### To do:
Write out the listing below without alteration, omitting its pictures.
↓↓↓
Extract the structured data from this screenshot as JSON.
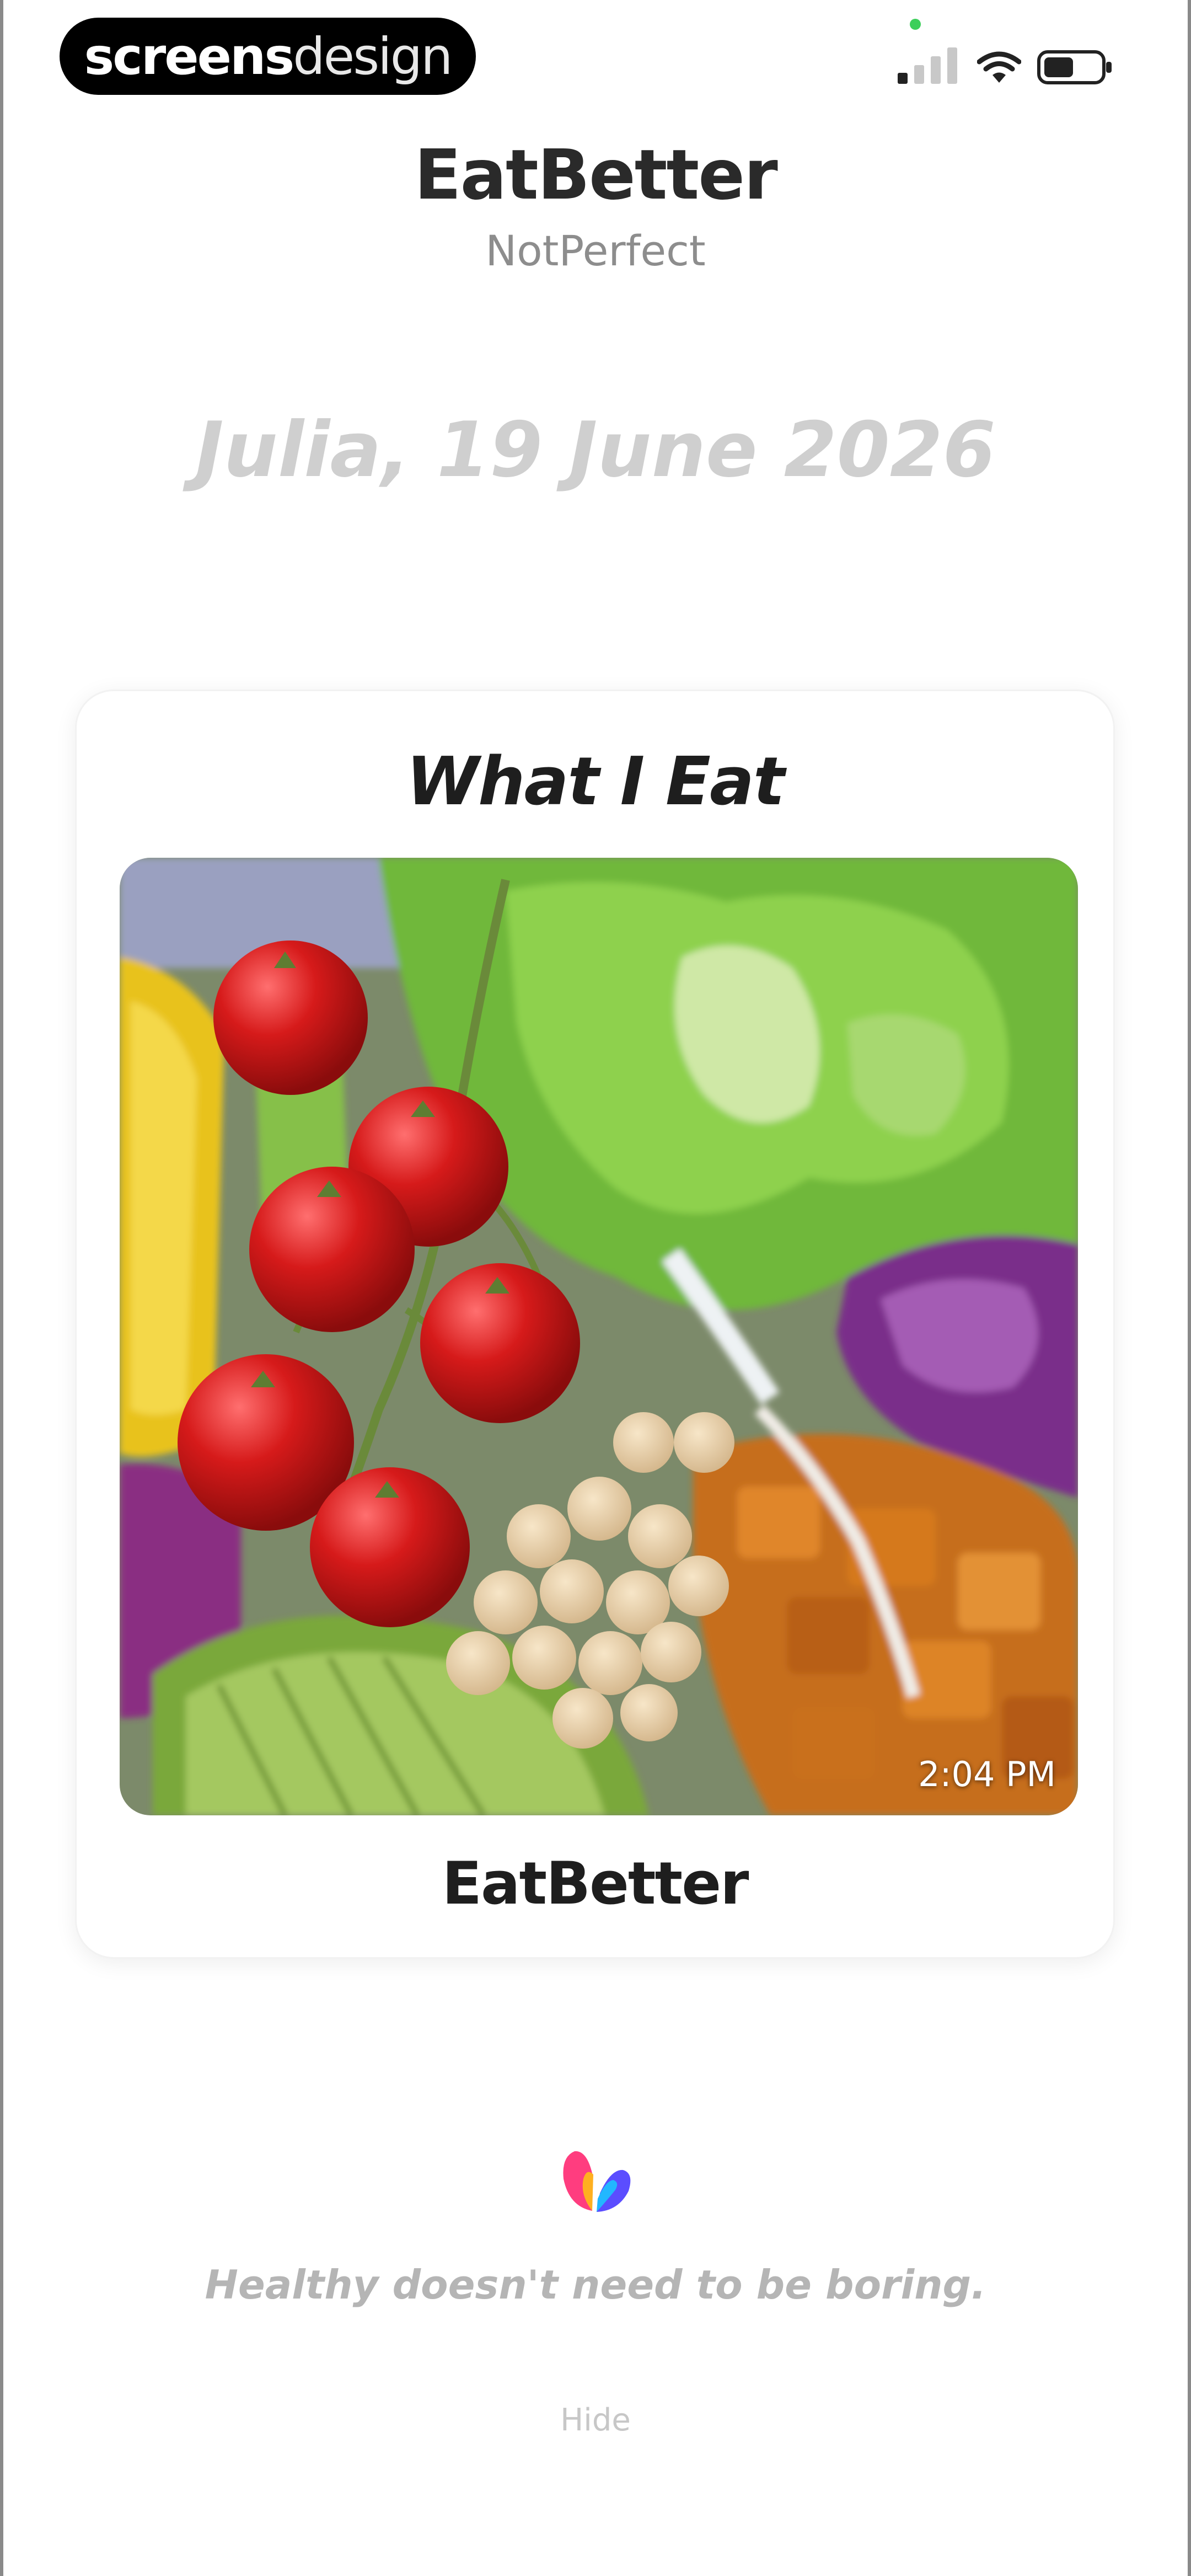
{
  "status_bar": {
    "brand_bold": "screens",
    "brand_light": "design",
    "signal_icon": "signal-icon",
    "wifi_icon": "wifi-icon",
    "battery_icon": "battery-icon",
    "dot_color": "#3ccf5a"
  },
  "header": {
    "title": "EatBetter",
    "subtitle": "NotPerfect",
    "date_line": "Julia, 19 June 2026"
  },
  "card": {
    "title": "What I Eat",
    "photo_timestamp": "2:04 PM",
    "footer": "EatBetter"
  },
  "footer": {
    "logo_icon": "butterfly-logo-icon",
    "tagline": "Healthy doesn't need to be boring.",
    "hide_label": "Hide"
  }
}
↑↑↑
### Complete output:
Extract the structured data from this screenshot as JSON.
{
  "status_bar": {
    "brand_bold": "screens",
    "brand_light": "design",
    "signal_icon": "signal-icon",
    "wifi_icon": "wifi-icon",
    "battery_icon": "battery-icon",
    "dot_color": "#3ccf5a"
  },
  "header": {
    "title": "EatBetter",
    "subtitle": "NotPerfect",
    "date_line": "Julia, 19 June 2026"
  },
  "card": {
    "title": "What I Eat",
    "photo_timestamp": "2:04 PM",
    "footer": "EatBetter"
  },
  "footer": {
    "logo_icon": "butterfly-logo-icon",
    "tagline": "Healthy doesn't need to be boring.",
    "hide_label": "Hide"
  }
}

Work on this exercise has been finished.